>>>>>

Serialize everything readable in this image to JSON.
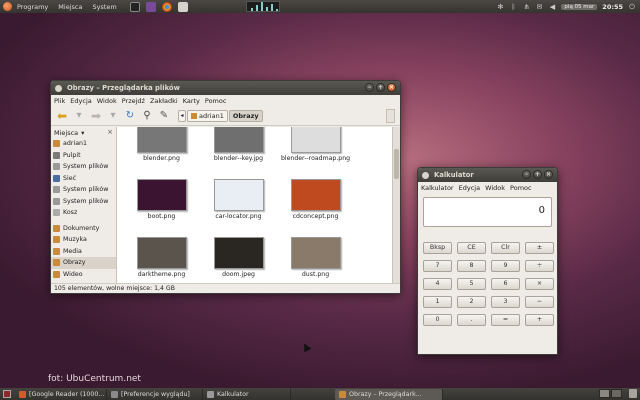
{
  "top_panel": {
    "menus": [
      "Programy",
      "Miejsca",
      "System"
    ],
    "date": "pią 05 mar",
    "time": "20:55"
  },
  "file_manager": {
    "title": "Obrazy – Przeglądarka plików",
    "menu": [
      "Plik",
      "Edycja",
      "Widok",
      "Przejdź",
      "Zakładki",
      "Karty",
      "Pomoc"
    ],
    "breadcrumbs": [
      "adrian1",
      "Obrazy"
    ],
    "sidebar_header": "Miejsca",
    "places": [
      {
        "label": "adrian1",
        "icon": "home-folder-icon",
        "color": "#c98a3a"
      },
      {
        "label": "Pulpit",
        "icon": "desktop-icon",
        "color": "#7a7a7a"
      },
      {
        "label": "System plików",
        "icon": "drive-icon",
        "color": "#999999"
      },
      {
        "label": "Sieć",
        "icon": "network-icon",
        "color": "#4a6fa0"
      },
      {
        "label": "System plików",
        "icon": "drive-icon",
        "color": "#999999"
      },
      {
        "label": "System plików",
        "icon": "drive-icon",
        "color": "#999999"
      },
      {
        "label": "Kosz",
        "icon": "trash-icon",
        "color": "#aaaaaa"
      }
    ],
    "bookmarks": [
      {
        "label": "Dokumenty",
        "icon": "documents-folder-icon",
        "color": "#c98a3a"
      },
      {
        "label": "Muzyka",
        "icon": "music-folder-icon",
        "color": "#c98a3a"
      },
      {
        "label": "Media",
        "icon": "media-folder-icon",
        "color": "#c98a3a"
      },
      {
        "label": "Obrazy",
        "icon": "pictures-folder-icon",
        "color": "#c98a3a",
        "selected": true
      },
      {
        "label": "Wideo",
        "icon": "video-folder-icon",
        "color": "#c98a3a"
      }
    ],
    "files": [
      {
        "name": "blender.png",
        "thumb": "#777777"
      },
      {
        "name": "blender--key.jpg",
        "thumb": "#6f6f6f"
      },
      {
        "name": "blender--roadmap.png",
        "thumb": "#dddddd"
      },
      {
        "name": "boot.png",
        "thumb": "#3a1430"
      },
      {
        "name": "car-locator.png",
        "thumb": "#e8eef4"
      },
      {
        "name": "cdconcept.png",
        "thumb": "#c04a20"
      },
      {
        "name": "darktheme.png",
        "thumb": "#5a544c"
      },
      {
        "name": "doom.jpeg",
        "thumb": "#2a2622"
      },
      {
        "name": "dust.png",
        "thumb": "#8a7a6a"
      },
      {
        "name": "",
        "thumb": "#888888"
      },
      {
        "name": "",
        "thumb": "#aaaaaa"
      },
      {
        "name": "",
        "thumb": "#bbbbbb"
      }
    ],
    "status": "105 elementów, wolne miejsce: 1,4 GB"
  },
  "calculator": {
    "title": "Kalkulator",
    "menu": [
      "Kalkulator",
      "Edycja",
      "Widok",
      "Pomoc"
    ],
    "display": "0",
    "keys": [
      "Bksp",
      "CE",
      "Clr",
      "±",
      "7",
      "8",
      "9",
      "÷",
      "4",
      "5",
      "6",
      "×",
      "1",
      "2",
      "3",
      "−",
      "0",
      ".",
      "=",
      "+"
    ]
  },
  "watermark": "fot: UbuCentrum.net",
  "taskbar": {
    "tasks": [
      {
        "label": "[Google Reader (1000...",
        "color": "#d35a2a",
        "active": false
      },
      {
        "label": "[Preferencje wyglądu]",
        "color": "#8a8a8a",
        "active": false
      },
      {
        "label": "Kalkulator",
        "color": "#9a9a9a",
        "active": false
      },
      {
        "label": "Obrazy – Przeglądark...",
        "color": "#c98a3a",
        "active": true
      }
    ]
  }
}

<<<<<

Stated goal: Read the entries above, then pull out the lines that include "blender".

Correct result:
        "name": "blender.png",
        "name": "blender--key.jpg",
        "name": "blender--roadmap.png",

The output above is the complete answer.